== AVAILABLE RECORDS

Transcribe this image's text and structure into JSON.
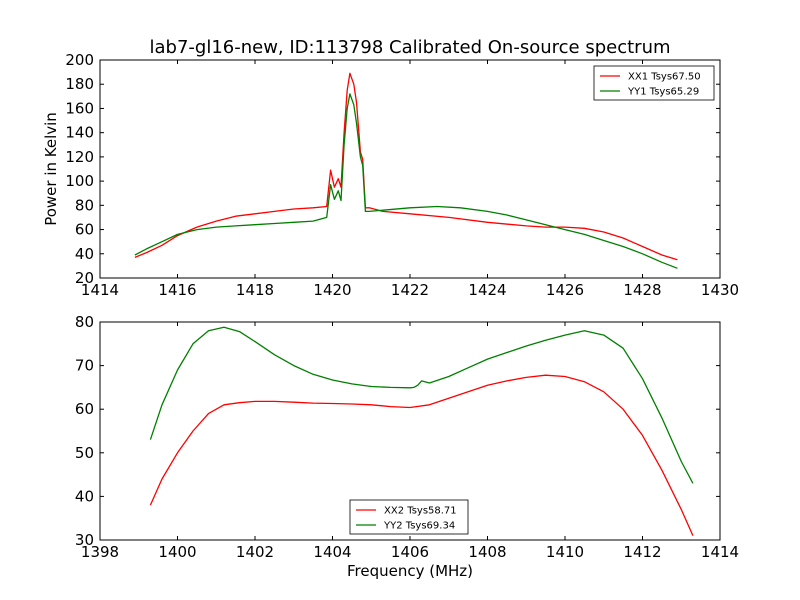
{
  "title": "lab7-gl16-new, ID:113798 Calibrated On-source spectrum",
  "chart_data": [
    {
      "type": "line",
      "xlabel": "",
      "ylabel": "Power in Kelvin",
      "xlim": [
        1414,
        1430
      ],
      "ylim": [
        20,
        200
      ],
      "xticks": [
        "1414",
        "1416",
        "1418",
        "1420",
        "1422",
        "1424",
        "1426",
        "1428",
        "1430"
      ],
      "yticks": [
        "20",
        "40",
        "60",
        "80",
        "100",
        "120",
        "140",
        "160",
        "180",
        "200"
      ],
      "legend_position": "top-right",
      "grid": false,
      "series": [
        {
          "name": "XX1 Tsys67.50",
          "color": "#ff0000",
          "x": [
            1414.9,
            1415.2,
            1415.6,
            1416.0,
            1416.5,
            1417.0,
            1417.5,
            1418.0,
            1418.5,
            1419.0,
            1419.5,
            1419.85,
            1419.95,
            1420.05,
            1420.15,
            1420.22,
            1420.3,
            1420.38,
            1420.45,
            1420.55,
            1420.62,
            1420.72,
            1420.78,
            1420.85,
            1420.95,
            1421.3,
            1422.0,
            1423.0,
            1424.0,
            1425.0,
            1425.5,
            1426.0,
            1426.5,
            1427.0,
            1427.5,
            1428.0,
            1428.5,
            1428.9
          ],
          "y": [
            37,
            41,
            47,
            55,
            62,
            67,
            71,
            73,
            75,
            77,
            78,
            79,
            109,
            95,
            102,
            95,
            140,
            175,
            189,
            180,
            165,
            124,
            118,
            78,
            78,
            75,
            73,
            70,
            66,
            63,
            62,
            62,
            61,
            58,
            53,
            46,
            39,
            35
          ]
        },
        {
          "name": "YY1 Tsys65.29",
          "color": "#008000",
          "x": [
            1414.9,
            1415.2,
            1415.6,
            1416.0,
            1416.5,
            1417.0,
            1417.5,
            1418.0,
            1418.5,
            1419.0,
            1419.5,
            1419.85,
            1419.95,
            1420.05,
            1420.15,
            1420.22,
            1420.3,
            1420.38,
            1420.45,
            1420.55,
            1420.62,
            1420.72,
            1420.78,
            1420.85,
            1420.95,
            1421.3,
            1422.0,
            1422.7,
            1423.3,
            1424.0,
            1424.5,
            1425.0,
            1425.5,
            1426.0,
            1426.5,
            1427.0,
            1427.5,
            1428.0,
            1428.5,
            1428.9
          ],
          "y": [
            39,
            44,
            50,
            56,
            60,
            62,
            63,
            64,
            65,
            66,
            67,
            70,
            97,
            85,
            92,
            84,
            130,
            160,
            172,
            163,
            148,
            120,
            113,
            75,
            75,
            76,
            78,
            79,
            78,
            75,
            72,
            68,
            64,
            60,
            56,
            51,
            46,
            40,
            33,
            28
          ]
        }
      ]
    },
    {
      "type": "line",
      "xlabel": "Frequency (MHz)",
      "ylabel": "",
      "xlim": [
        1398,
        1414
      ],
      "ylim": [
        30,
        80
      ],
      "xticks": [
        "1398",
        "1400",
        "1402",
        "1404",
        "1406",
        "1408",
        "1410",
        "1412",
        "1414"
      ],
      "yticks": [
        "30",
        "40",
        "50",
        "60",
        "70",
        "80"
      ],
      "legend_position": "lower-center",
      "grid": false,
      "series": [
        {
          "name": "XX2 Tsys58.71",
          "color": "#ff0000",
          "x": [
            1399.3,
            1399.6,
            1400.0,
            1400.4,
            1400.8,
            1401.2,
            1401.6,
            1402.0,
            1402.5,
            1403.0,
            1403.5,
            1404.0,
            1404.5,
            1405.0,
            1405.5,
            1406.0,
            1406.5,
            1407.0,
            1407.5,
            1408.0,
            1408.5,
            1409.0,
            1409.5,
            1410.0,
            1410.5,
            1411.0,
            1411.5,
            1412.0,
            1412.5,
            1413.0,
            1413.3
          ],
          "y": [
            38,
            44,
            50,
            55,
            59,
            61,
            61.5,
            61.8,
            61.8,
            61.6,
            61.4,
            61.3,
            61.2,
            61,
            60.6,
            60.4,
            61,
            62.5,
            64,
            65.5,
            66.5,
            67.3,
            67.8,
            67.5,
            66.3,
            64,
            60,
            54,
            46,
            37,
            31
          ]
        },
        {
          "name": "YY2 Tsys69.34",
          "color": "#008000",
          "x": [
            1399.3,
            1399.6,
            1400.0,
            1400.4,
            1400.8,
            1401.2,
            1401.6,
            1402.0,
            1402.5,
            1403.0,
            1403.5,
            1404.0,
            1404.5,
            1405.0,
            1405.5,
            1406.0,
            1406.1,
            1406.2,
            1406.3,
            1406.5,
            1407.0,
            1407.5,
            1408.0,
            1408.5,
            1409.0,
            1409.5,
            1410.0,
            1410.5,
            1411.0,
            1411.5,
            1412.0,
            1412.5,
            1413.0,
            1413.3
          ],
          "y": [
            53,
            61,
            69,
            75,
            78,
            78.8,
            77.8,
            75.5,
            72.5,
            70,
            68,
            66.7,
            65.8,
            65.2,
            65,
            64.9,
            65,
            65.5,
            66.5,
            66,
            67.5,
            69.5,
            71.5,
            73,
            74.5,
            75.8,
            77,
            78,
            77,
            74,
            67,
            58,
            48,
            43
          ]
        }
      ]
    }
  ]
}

====

> [SHORT PROBLEM] Print out the material word for word, omitting the pictures.

> [RESULT]
Transcribe this image's text and structure into JSON.
{
  "title": "lab7-gl16-new, ID:113798 Calibrated On-source spectrum",
  "chart_data": [
    {
      "type": "line",
      "xlabel": "",
      "ylabel": "Power in Kelvin",
      "xlim": [
        1414,
        1430
      ],
      "ylim": [
        20,
        200
      ],
      "xticks": [
        "1414",
        "1416",
        "1418",
        "1420",
        "1422",
        "1424",
        "1426",
        "1428",
        "1430"
      ],
      "yticks": [
        "20",
        "40",
        "60",
        "80",
        "100",
        "120",
        "140",
        "160",
        "180",
        "200"
      ],
      "legend_position": "top-right",
      "grid": false,
      "series": [
        {
          "name": "XX1 Tsys67.50",
          "color": "#ff0000",
          "x": [
            1414.9,
            1415.2,
            1415.6,
            1416.0,
            1416.5,
            1417.0,
            1417.5,
            1418.0,
            1418.5,
            1419.0,
            1419.5,
            1419.85,
            1419.95,
            1420.05,
            1420.15,
            1420.22,
            1420.3,
            1420.38,
            1420.45,
            1420.55,
            1420.62,
            1420.72,
            1420.78,
            1420.85,
            1420.95,
            1421.3,
            1422.0,
            1423.0,
            1424.0,
            1425.0,
            1425.5,
            1426.0,
            1426.5,
            1427.0,
            1427.5,
            1428.0,
            1428.5,
            1428.9
          ],
          "y": [
            37,
            41,
            47,
            55,
            62,
            67,
            71,
            73,
            75,
            77,
            78,
            79,
            109,
            95,
            102,
            95,
            140,
            175,
            189,
            180,
            165,
            124,
            118,
            78,
            78,
            75,
            73,
            70,
            66,
            63,
            62,
            62,
            61,
            58,
            53,
            46,
            39,
            35
          ]
        },
        {
          "name": "YY1 Tsys65.29",
          "color": "#008000",
          "x": [
            1414.9,
            1415.2,
            1415.6,
            1416.0,
            1416.5,
            1417.0,
            1417.5,
            1418.0,
            1418.5,
            1419.0,
            1419.5,
            1419.85,
            1419.95,
            1420.05,
            1420.15,
            1420.22,
            1420.3,
            1420.38,
            1420.45,
            1420.55,
            1420.62,
            1420.72,
            1420.78,
            1420.85,
            1420.95,
            1421.3,
            1422.0,
            1422.7,
            1423.3,
            1424.0,
            1424.5,
            1425.0,
            1425.5,
            1426.0,
            1426.5,
            1427.0,
            1427.5,
            1428.0,
            1428.5,
            1428.9
          ],
          "y": [
            39,
            44,
            50,
            56,
            60,
            62,
            63,
            64,
            65,
            66,
            67,
            70,
            97,
            85,
            92,
            84,
            130,
            160,
            172,
            163,
            148,
            120,
            113,
            75,
            75,
            76,
            78,
            79,
            78,
            75,
            72,
            68,
            64,
            60,
            56,
            51,
            46,
            40,
            33,
            28
          ]
        }
      ]
    },
    {
      "type": "line",
      "xlabel": "Frequency (MHz)",
      "ylabel": "",
      "xlim": [
        1398,
        1414
      ],
      "ylim": [
        30,
        80
      ],
      "xticks": [
        "1398",
        "1400",
        "1402",
        "1404",
        "1406",
        "1408",
        "1410",
        "1412",
        "1414"
      ],
      "yticks": [
        "30",
        "40",
        "50",
        "60",
        "70",
        "80"
      ],
      "legend_position": "lower-center",
      "grid": false,
      "series": [
        {
          "name": "XX2 Tsys58.71",
          "color": "#ff0000",
          "x": [
            1399.3,
            1399.6,
            1400.0,
            1400.4,
            1400.8,
            1401.2,
            1401.6,
            1402.0,
            1402.5,
            1403.0,
            1403.5,
            1404.0,
            1404.5,
            1405.0,
            1405.5,
            1406.0,
            1406.5,
            1407.0,
            1407.5,
            1408.0,
            1408.5,
            1409.0,
            1409.5,
            1410.0,
            1410.5,
            1411.0,
            1411.5,
            1412.0,
            1412.5,
            1413.0,
            1413.3
          ],
          "y": [
            38,
            44,
            50,
            55,
            59,
            61,
            61.5,
            61.8,
            61.8,
            61.6,
            61.4,
            61.3,
            61.2,
            61,
            60.6,
            60.4,
            61,
            62.5,
            64,
            65.5,
            66.5,
            67.3,
            67.8,
            67.5,
            66.3,
            64,
            60,
            54,
            46,
            37,
            31
          ]
        },
        {
          "name": "YY2 Tsys69.34",
          "color": "#008000",
          "x": [
            1399.3,
            1399.6,
            1400.0,
            1400.4,
            1400.8,
            1401.2,
            1401.6,
            1402.0,
            1402.5,
            1403.0,
            1403.5,
            1404.0,
            1404.5,
            1405.0,
            1405.5,
            1406.0,
            1406.1,
            1406.2,
            1406.3,
            1406.5,
            1407.0,
            1407.5,
            1408.0,
            1408.5,
            1409.0,
            1409.5,
            1410.0,
            1410.5,
            1411.0,
            1411.5,
            1412.0,
            1412.5,
            1413.0,
            1413.3
          ],
          "y": [
            53,
            61,
            69,
            75,
            78,
            78.8,
            77.8,
            75.5,
            72.5,
            70,
            68,
            66.7,
            65.8,
            65.2,
            65,
            64.9,
            65,
            65.5,
            66.5,
            66,
            67.5,
            69.5,
            71.5,
            73,
            74.5,
            75.8,
            77,
            78,
            77,
            74,
            67,
            58,
            48,
            43
          ]
        }
      ]
    }
  ]
}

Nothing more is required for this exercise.